** Aim of the exercise **
Extract each line of the records below that contains the word "活动内容".

___ Data records

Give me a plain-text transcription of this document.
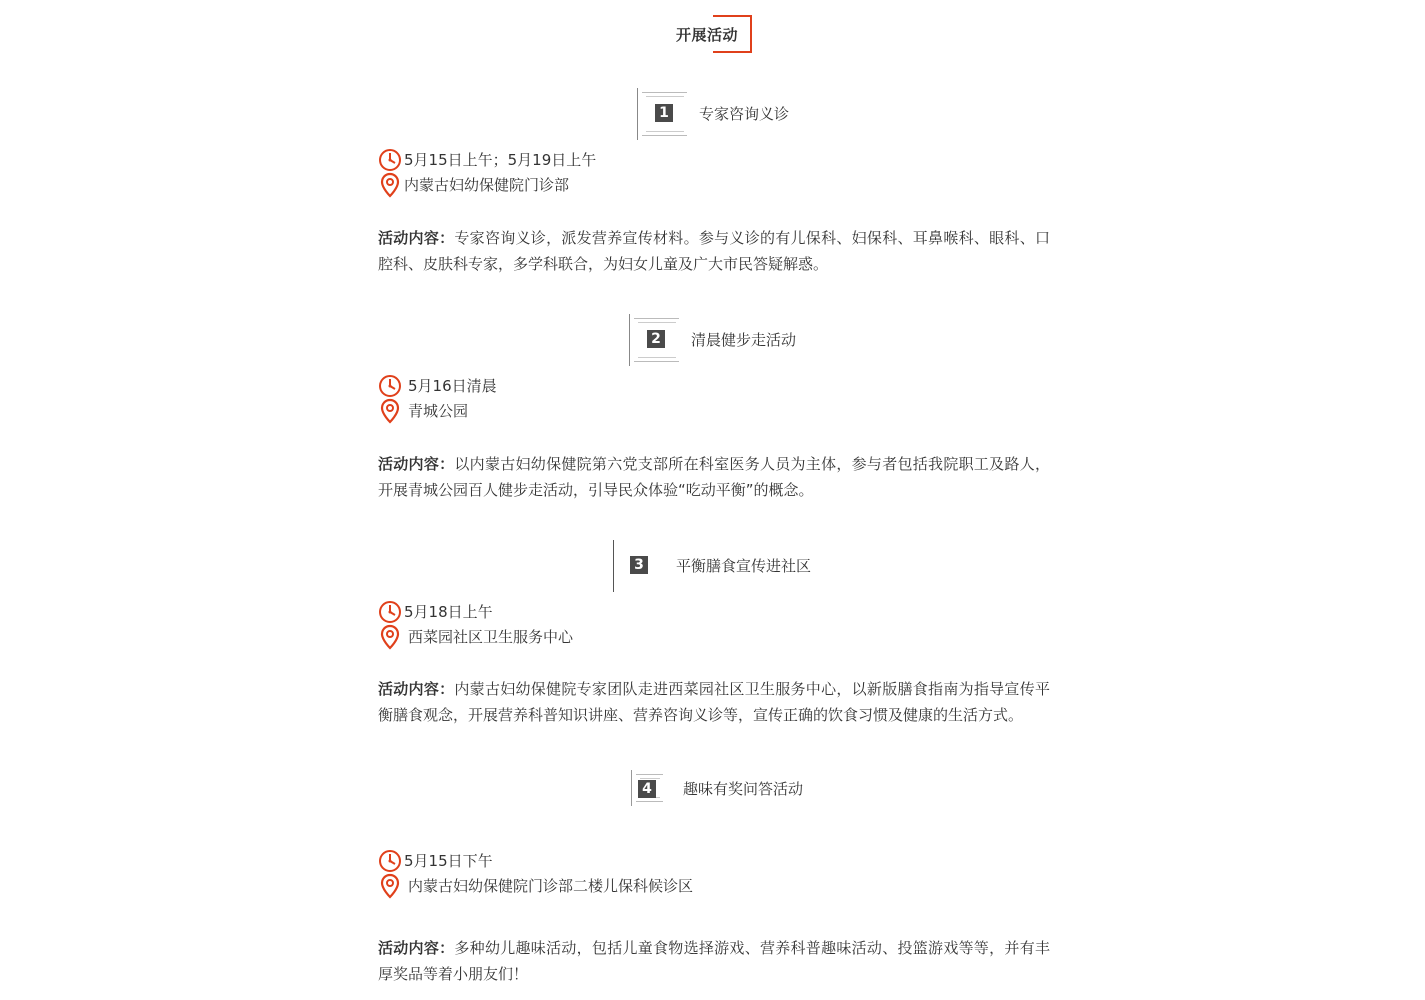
开展活动
1 专家咨询义诊
5月15日上午；5月19日上午
内蒙古妇幼保健院门诊部
活动内容：专家咨询义诊，派发营养宣传材料。参与义诊的有儿保科、妇保科、耳鼻喉科、眼科、口腔科、皮肤科专家，多学科联合，为妇女儿童及广大市民答疑解惑。
2 清晨健步走活动
5月16日清晨
青城公园
活动内容：以内蒙古妇幼保健院第六党支部所在科室医务人员为主体，参与者包括我院职工及路人，开展青城公园百人健步走活动，引导民众体验“吃动平衡”的概念。
3 平衡膳食宣传进社区
5月18日上午
西菜园社区卫生服务中心
活动内容：内蒙古妇幼保健院专家团队走进西菜园社区卫生服务中心，以新版膳食指南为指导宣传平衡膳食观念，开展营养科普知识讲座、营养咨询义诊等，宣传正确的饮食习惯及健康的生活方式。
4 趣味有奖问答活动
5月15日下午
内蒙古妇幼保健院门诊部二楼儿保科候诊区
活动内容：多种幼儿趣味活动，包括儿童食物选择游戏、营养科普趣味活动、投篮游戏等等，并有丰厚奖品等着小朋友们！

______

** Answer **
活动内容：专家咨询义诊，派发营养宣传材料。参与义诊的有儿保科、妇保科、耳鼻喉科、眼科、口腔科、皮肤科专家，多学科联合，为妇女儿童及广大市民答疑解惑。
活动内容：以内蒙古妇幼保健院第六党支部所在科室医务人员为主体，参与者包括我院职工及路人，开展青城公园百人健步走活动，引导民众体验“吃动平衡”的概念。
活动内容：内蒙古妇幼保健院专家团队走进西菜园社区卫生服务中心，以新版膳食指南为指导宣传平衡膳食观念，开展营养科普知识讲座、营养咨询义诊等，宣传正确的饮食习惯及健康的生活方式。
活动内容：多种幼儿趣味活动，包括儿童食物选择游戏、营养科普趣味活动、投篮游戏等等，并有丰厚奖品等着小朋友们！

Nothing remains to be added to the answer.